Copy out all the records exactly.

- - -

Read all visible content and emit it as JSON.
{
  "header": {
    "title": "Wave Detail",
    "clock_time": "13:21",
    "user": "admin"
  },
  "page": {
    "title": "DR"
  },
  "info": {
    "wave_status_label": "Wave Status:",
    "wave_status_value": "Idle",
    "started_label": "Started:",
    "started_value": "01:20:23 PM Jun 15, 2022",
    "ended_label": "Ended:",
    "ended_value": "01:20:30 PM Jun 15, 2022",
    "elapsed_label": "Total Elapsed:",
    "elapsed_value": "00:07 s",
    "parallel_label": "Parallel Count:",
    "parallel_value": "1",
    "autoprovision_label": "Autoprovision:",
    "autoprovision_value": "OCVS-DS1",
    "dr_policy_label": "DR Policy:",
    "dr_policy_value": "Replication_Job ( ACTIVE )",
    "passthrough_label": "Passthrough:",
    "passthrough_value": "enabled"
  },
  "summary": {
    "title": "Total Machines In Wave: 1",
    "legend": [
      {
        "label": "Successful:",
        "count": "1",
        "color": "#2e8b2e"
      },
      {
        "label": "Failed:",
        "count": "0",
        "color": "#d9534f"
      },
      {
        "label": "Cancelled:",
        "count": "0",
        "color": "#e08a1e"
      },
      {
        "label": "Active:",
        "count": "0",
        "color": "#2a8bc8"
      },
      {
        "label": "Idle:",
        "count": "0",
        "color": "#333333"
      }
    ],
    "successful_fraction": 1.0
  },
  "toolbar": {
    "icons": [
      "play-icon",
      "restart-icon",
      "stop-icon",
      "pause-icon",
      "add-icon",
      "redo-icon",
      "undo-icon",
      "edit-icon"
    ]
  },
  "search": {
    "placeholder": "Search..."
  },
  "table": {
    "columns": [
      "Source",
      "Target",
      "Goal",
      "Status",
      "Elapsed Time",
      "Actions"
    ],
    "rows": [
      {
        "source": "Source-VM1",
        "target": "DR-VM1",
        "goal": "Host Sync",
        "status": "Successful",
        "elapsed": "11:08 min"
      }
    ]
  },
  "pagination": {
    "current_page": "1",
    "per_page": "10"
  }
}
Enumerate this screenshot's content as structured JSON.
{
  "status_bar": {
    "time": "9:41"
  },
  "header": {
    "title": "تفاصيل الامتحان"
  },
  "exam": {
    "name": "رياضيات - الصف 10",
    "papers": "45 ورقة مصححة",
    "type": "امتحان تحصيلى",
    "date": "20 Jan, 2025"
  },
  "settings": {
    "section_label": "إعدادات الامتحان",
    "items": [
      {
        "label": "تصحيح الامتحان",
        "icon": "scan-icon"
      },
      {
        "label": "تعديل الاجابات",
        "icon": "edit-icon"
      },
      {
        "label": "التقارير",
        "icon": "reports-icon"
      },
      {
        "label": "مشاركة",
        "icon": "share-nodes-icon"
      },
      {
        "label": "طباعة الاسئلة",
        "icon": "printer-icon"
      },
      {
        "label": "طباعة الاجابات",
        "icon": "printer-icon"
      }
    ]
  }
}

- - -

Complete response:
Read all visible content and emit it as JSON.
{
  "header": {
    "title": "Wave Detail",
    "clock_time": "13:21",
    "user": "admin"
  },
  "page": {
    "title": "DR"
  },
  "info": {
    "wave_status_label": "Wave Status:",
    "wave_status_value": "Idle",
    "started_label": "Started:",
    "started_value": "01:20:23 PM Jun 15, 2022",
    "ended_label": "Ended:",
    "ended_value": "01:20:30 PM Jun 15, 2022",
    "elapsed_label": "Total Elapsed:",
    "elapsed_value": "00:07 s",
    "parallel_label": "Parallel Count:",
    "parallel_value": "1",
    "autoprovision_label": "Autoprovision:",
    "autoprovision_value": "OCVS-DS1",
    "dr_policy_label": "DR Policy:",
    "dr_policy_value": "Replication_Job ( ACTIVE )",
    "passthrough_label": "Passthrough:",
    "passthrough_value": "enabled"
  },
  "summary": {
    "title": "Total Machines In Wave: 1",
    "legend": [
      {
        "label": "Successful:",
        "count": "1",
        "color": "#2e8b2e"
      },
      {
        "label": "Failed:",
        "count": "0",
        "color": "#d9534f"
      },
      {
        "label": "Cancelled:",
        "count": "0",
        "color": "#e08a1e"
      },
      {
        "label": "Active:",
        "count": "0",
        "color": "#2a8bc8"
      },
      {
        "label": "Idle:",
        "count": "0",
        "color": "#333333"
      }
    ],
    "successful_fraction": 1.0
  },
  "toolbar": {
    "icons": [
      "play-icon",
      "restart-icon",
      "stop-icon",
      "pause-icon",
      "add-icon",
      "redo-icon",
      "undo-icon",
      "edit-icon"
    ]
  },
  "search": {
    "placeholder": "Search..."
  },
  "table": {
    "columns": [
      "Source",
      "Target",
      "Goal",
      "Status",
      "Elapsed Time",
      "Actions"
    ],
    "rows": [
      {
        "source": "Source-VM1",
        "target": "DR-VM1",
        "goal": "Host Sync",
        "status": "Successful",
        "elapsed": "11:08 min"
      }
    ]
  },
  "pagination": {
    "current_page": "1",
    "per_page": "10"
  }
}
Enumerate this screenshot's content as structured JSON.
{
  "status_bar": {
    "time": "9:41"
  },
  "header": {
    "title": "تفاصيل الامتحان"
  },
  "exam": {
    "name": "رياضيات - الصف 10",
    "papers": "45 ورقة مصححة",
    "type": "امتحان تحصيلى",
    "date": "20 Jan, 2025"
  },
  "settings": {
    "section_label": "إعدادات الامتحان",
    "items": [
      {
        "label": "تصحيح الامتحان",
        "icon": "scan-icon"
      },
      {
        "label": "تعديل الاجابات",
        "icon": "edit-icon"
      },
      {
        "label": "التقارير",
        "icon": "reports-icon"
      },
      {
        "label": "مشاركة",
        "icon": "share-nodes-icon"
      },
      {
        "label": "طباعة الاسئلة",
        "icon": "printer-icon"
      },
      {
        "label": "طباعة الاجابات",
        "icon": "printer-icon"
      }
    ]
  }
}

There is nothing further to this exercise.